DOCUMENT SECTION:
━━━━━━━━━━━━━━━━━━━━━━━━━━━━━━
The opinion of the court was delivered by: Raye , P.J.

D.W. v. Super. Ct.



California Rules of Court, rule 8.1115(a), prohibits courts and parties from citing or relying on opinions not certified for publication or ordered published, except as specified by rule 8.1115(b). This opinion has not been certified for publication or ordered published for purposes of rule 8.1115.

D.W., mother of the minor, seeks an extraordinary writ (Cal. Rules of Court, rule 8.452) to vacate the orders of the juvenile court made at the disposition hearing, denying her reunification services and setting a Welfare and Institutions Code section 366.26 hearing (further undesignated section references are to this code). Petitioner argues the juvenile court improperly applied the bypass provisions of section 361.5, subdivision (b)(10) and (11) and that there was an error in giving notice of the proceedings to the relevant tribes pursuant to the Indian Child Welfare Act (ICWA; 25 U.S.C. § 1901 et seq.). Petitioner also requests a stay of proceedings in the respondent court. We shall grant the petition as to the issue of bypass of services and deny the petition as to the ICWA issue. We shall also deny the request for stay as unnecessary.


The San Joaquin County Human Services Agency (Agency) filed a nondetaining petition in August 2010 regarding three-month-old R.W. and her two-year-old sister.*fn1 The petition alleged that in July 2010 petitioner attacked R.R., alleged father of R.W., with a vice grip; that petitioner and R.R. have a history of domestic violence; that there are documented reports of violence involving petitioner from 2006 to 2010; that petitioner was on probation for one of the incidents; and that petitioner was referred to voluntary family maintenance services in May 2010 but did not follow through. The petition further alleged petitioner had an extensive substance abuse history, which resulted in removal of three older children, e.g., two children were born positive for cocaine in 2003 and 2006, and petitioner failed to complete a residential treatment program in 2005; that in the first case petitioner's reunification services were terminated in Santa Clara County in May 2005, and that child was adopted; that in the second case petitioner's reunification services were terminated in August 2005; and that in a third case, petitioner's parental rights were terminated as to a daughter. The petition did not allege current substance abuse or that the current domestic violence was the result of substance abuse.
━━━━━━━━━━━━━━━━━━━━━━━━━━━━━━
STATED EXERCISE: Reproduce the court opinion excerpt above word for word, in full.

SUPPLIED MATERIAL:
━━━━━━━━━━━━━━━━━━━━━━━━━━━━━━
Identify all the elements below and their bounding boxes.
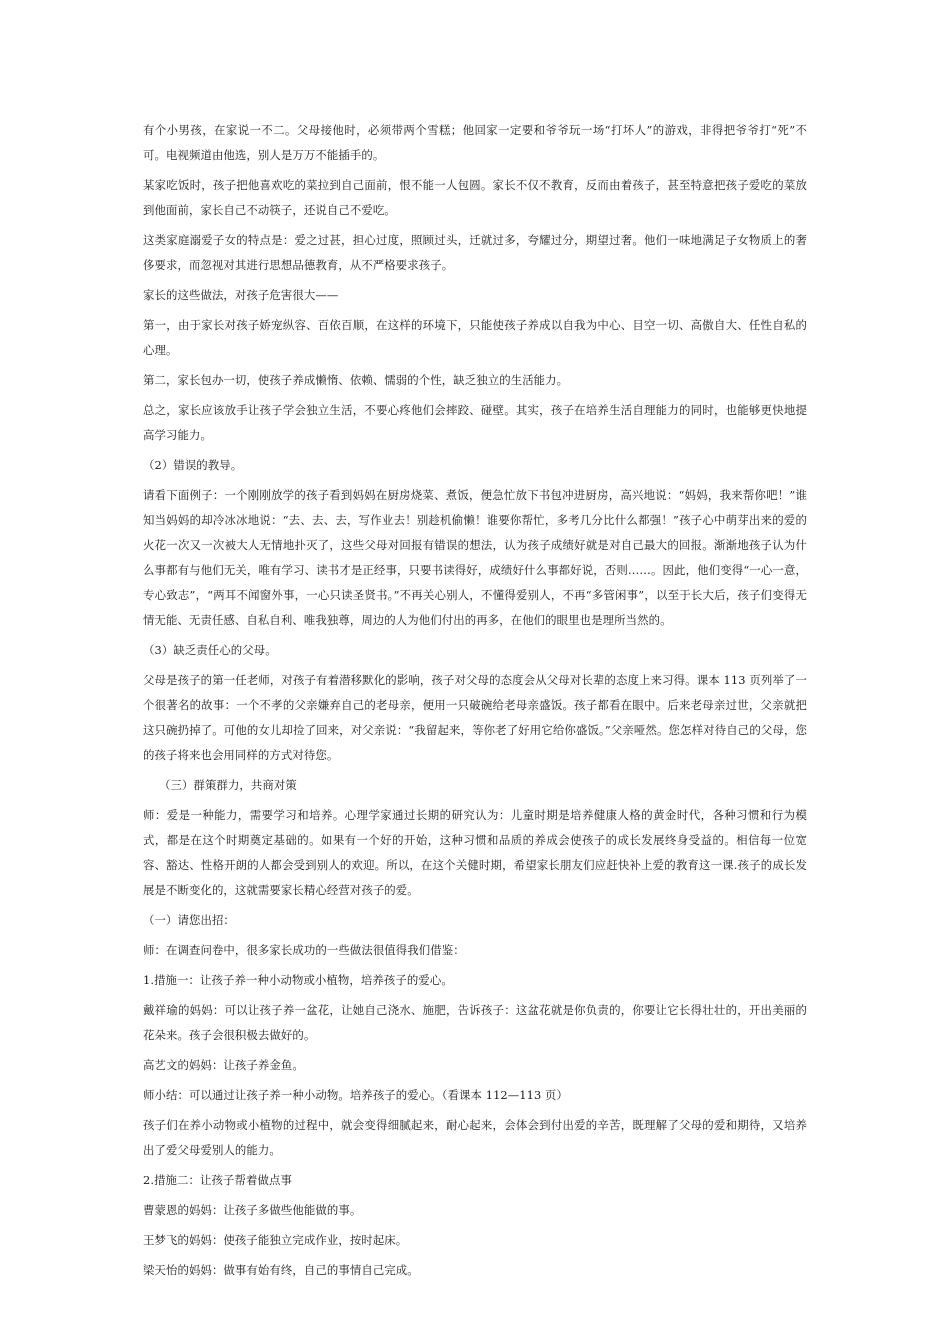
━━━━━━━━━━━━━━━━━━━━━━━━━━━━━━
ANSWER IN FULL:
The opinion of the court was delivered by: Raye , P.J.

D.W. v. Super. Ct.



California Rules of Court, rule 8.1115(a), prohibits courts and parties from citing or relying on opinions not certified for publication or ordered published, except as specified by rule 8.1115(b). This opinion has not been certified for publication or ordered published for purposes of rule 8.1115.

D.W., mother of the minor, seeks an extraordinary writ (Cal. Rules of Court, rule 8.452) to vacate the orders of the juvenile court made at the disposition hearing, denying her reunification services and setting a Welfare and Institutions Code section 366.26 hearing (further undesignated section references are to this code). Petitioner argues the juvenile court improperly applied the bypass provisions of section 361.5, subdivision (b)(10) and (11) and that there was an error in giving notice of the proceedings to the relevant tribes pursuant to the Indian Child Welfare Act (ICWA; 25 U.S.C. § 1901 et seq.). Petitioner also requests a stay of proceedings in the respondent court. We shall grant the petition as to the issue of bypass of services and deny the petition as to the ICWA issue. We shall also deny the request for stay as unnecessary.


The San Joaquin County Human Services Agency (Agency) filed a nondetaining petition in August 2010 regarding three-month-old R.W. and her two-year-old sister.*fn1 The petition alleged that in July 2010 petitioner attacked R.R., alleged father of R.W., with a vice grip; that petitioner and R.R. have a history of domestic violence; that there are documented reports of violence involving petitioner from 2006 to 2010; that petitioner was on probation for one of the incidents; and that petitioner was referred to voluntary family maintenance services in May 2010 but did not follow through. The petition further alleged petitioner had an extensive substance abuse history, which resulted in removal of three older children, e.g., two children were born positive for cocaine in 2003 and 2006, and petitioner failed to complete a residential treatment program in 2005; that in the first case petitioner's reunification services were terminated in Santa Clara County in May 2005, and that child was adopted; that in the second case petitioner's reunification services were terminated in August 2005; and that in a third case, petitioner's parental rights were terminated as to a daughter. The petition did not allege current substance abuse or that the current domestic violence was the result of substance abuse.